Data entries
(begin)

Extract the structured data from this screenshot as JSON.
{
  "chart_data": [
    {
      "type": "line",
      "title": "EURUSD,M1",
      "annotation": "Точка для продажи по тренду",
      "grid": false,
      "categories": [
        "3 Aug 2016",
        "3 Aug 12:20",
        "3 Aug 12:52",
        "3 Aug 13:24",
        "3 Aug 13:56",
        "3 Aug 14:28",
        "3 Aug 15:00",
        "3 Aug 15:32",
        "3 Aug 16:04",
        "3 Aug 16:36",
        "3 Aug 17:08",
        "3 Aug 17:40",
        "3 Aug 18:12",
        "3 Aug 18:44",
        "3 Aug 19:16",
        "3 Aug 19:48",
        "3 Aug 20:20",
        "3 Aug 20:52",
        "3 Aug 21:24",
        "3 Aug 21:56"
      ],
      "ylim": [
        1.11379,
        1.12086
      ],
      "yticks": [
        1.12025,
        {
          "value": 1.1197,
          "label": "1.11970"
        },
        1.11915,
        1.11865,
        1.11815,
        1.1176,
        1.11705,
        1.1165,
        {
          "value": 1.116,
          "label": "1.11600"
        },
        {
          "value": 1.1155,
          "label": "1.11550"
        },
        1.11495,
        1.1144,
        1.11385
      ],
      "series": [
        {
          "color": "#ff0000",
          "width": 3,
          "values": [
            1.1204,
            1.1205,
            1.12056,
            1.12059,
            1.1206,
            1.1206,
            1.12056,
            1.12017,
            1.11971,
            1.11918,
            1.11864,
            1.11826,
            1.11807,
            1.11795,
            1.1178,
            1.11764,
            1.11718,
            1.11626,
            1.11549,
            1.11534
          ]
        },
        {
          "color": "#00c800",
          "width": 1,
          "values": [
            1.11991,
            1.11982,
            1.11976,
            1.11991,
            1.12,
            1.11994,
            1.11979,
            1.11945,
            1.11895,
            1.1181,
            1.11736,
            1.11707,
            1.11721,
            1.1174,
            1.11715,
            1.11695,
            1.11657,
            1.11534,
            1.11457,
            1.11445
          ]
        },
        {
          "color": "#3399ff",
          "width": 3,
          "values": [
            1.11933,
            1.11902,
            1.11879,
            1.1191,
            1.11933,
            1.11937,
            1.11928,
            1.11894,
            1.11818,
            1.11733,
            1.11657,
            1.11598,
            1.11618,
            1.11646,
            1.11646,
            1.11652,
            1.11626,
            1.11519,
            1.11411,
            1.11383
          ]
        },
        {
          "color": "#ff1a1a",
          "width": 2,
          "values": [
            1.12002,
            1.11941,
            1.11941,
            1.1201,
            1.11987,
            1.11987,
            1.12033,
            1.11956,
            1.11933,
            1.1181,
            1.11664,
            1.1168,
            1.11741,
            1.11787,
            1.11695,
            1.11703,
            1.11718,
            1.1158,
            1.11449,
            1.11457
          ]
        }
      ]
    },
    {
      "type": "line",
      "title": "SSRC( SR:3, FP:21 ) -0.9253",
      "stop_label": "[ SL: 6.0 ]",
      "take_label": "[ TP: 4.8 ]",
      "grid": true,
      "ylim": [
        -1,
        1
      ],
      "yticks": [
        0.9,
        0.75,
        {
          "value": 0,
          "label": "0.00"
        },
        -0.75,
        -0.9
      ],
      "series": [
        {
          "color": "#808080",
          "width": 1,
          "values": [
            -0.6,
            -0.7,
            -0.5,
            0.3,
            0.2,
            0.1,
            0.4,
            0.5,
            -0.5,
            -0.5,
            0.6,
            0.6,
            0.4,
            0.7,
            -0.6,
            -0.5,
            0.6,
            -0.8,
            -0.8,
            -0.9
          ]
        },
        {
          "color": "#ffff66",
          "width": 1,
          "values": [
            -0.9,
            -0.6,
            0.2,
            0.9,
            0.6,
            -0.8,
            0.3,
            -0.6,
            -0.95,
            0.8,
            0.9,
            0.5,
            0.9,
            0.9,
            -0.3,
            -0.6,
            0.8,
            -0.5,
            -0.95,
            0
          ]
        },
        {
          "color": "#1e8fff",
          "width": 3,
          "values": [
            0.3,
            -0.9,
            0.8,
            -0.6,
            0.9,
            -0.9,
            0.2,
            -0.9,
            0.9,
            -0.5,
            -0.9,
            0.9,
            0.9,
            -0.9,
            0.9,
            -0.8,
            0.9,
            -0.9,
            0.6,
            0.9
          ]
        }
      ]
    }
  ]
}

(end)

Retype the whole listing above exactly.

TASK OUTPUT:
Extract the structured data from this screenshot as JSON.
{
  "chart_data": [
    {
      "type": "line",
      "title": "EURUSD,M1",
      "annotation": "Точка для продажи по тренду",
      "grid": false,
      "categories": [
        "3 Aug 2016",
        "3 Aug 12:20",
        "3 Aug 12:52",
        "3 Aug 13:24",
        "3 Aug 13:56",
        "3 Aug 14:28",
        "3 Aug 15:00",
        "3 Aug 15:32",
        "3 Aug 16:04",
        "3 Aug 16:36",
        "3 Aug 17:08",
        "3 Aug 17:40",
        "3 Aug 18:12",
        "3 Aug 18:44",
        "3 Aug 19:16",
        "3 Aug 19:48",
        "3 Aug 20:20",
        "3 Aug 20:52",
        "3 Aug 21:24",
        "3 Aug 21:56"
      ],
      "ylim": [
        1.11379,
        1.12086
      ],
      "yticks": [
        1.12025,
        {
          "value": 1.1197,
          "label": "1.11970"
        },
        1.11915,
        1.11865,
        1.11815,
        1.1176,
        1.11705,
        1.1165,
        {
          "value": 1.116,
          "label": "1.11600"
        },
        {
          "value": 1.1155,
          "label": "1.11550"
        },
        1.11495,
        1.1144,
        1.11385
      ],
      "series": [
        {
          "color": "#ff0000",
          "width": 3,
          "values": [
            1.1204,
            1.1205,
            1.12056,
            1.12059,
            1.1206,
            1.1206,
            1.12056,
            1.12017,
            1.11971,
            1.11918,
            1.11864,
            1.11826,
            1.11807,
            1.11795,
            1.1178,
            1.11764,
            1.11718,
            1.11626,
            1.11549,
            1.11534
          ]
        },
        {
          "color": "#00c800",
          "width": 1,
          "values": [
            1.11991,
            1.11982,
            1.11976,
            1.11991,
            1.12,
            1.11994,
            1.11979,
            1.11945,
            1.11895,
            1.1181,
            1.11736,
            1.11707,
            1.11721,
            1.1174,
            1.11715,
            1.11695,
            1.11657,
            1.11534,
            1.11457,
            1.11445
          ]
        },
        {
          "color": "#3399ff",
          "width": 3,
          "values": [
            1.11933,
            1.11902,
            1.11879,
            1.1191,
            1.11933,
            1.11937,
            1.11928,
            1.11894,
            1.11818,
            1.11733,
            1.11657,
            1.11598,
            1.11618,
            1.11646,
            1.11646,
            1.11652,
            1.11626,
            1.11519,
            1.11411,
            1.11383
          ]
        },
        {
          "color": "#ff1a1a",
          "width": 2,
          "values": [
            1.12002,
            1.11941,
            1.11941,
            1.1201,
            1.11987,
            1.11987,
            1.12033,
            1.11956,
            1.11933,
            1.1181,
            1.11664,
            1.1168,
            1.11741,
            1.11787,
            1.11695,
            1.11703,
            1.11718,
            1.1158,
            1.11449,
            1.11457
          ]
        }
      ]
    },
    {
      "type": "line",
      "title": "SSRC( SR:3, FP:21 ) -0.9253",
      "stop_label": "[ SL: 6.0 ]",
      "take_label": "[ TP: 4.8 ]",
      "grid": true,
      "ylim": [
        -1,
        1
      ],
      "yticks": [
        0.9,
        0.75,
        {
          "value": 0,
          "label": "0.00"
        },
        -0.75,
        -0.9
      ],
      "series": [
        {
          "color": "#808080",
          "width": 1,
          "values": [
            -0.6,
            -0.7,
            -0.5,
            0.3,
            0.2,
            0.1,
            0.4,
            0.5,
            -0.5,
            -0.5,
            0.6,
            0.6,
            0.4,
            0.7,
            -0.6,
            -0.5,
            0.6,
            -0.8,
            -0.8,
            -0.9
          ]
        },
        {
          "color": "#ffff66",
          "width": 1,
          "values": [
            -0.9,
            -0.6,
            0.2,
            0.9,
            0.6,
            -0.8,
            0.3,
            -0.6,
            -0.95,
            0.8,
            0.9,
            0.5,
            0.9,
            0.9,
            -0.3,
            -0.6,
            0.8,
            -0.5,
            -0.95,
            0
          ]
        },
        {
          "color": "#1e8fff",
          "width": 3,
          "values": [
            0.3,
            -0.9,
            0.8,
            -0.6,
            0.9,
            -0.9,
            0.2,
            -0.9,
            0.9,
            -0.5,
            -0.9,
            0.9,
            0.9,
            -0.9,
            0.9,
            -0.8,
            0.9,
            -0.9,
            0.6,
            0.9
          ]
        }
      ]
    }
  ]
}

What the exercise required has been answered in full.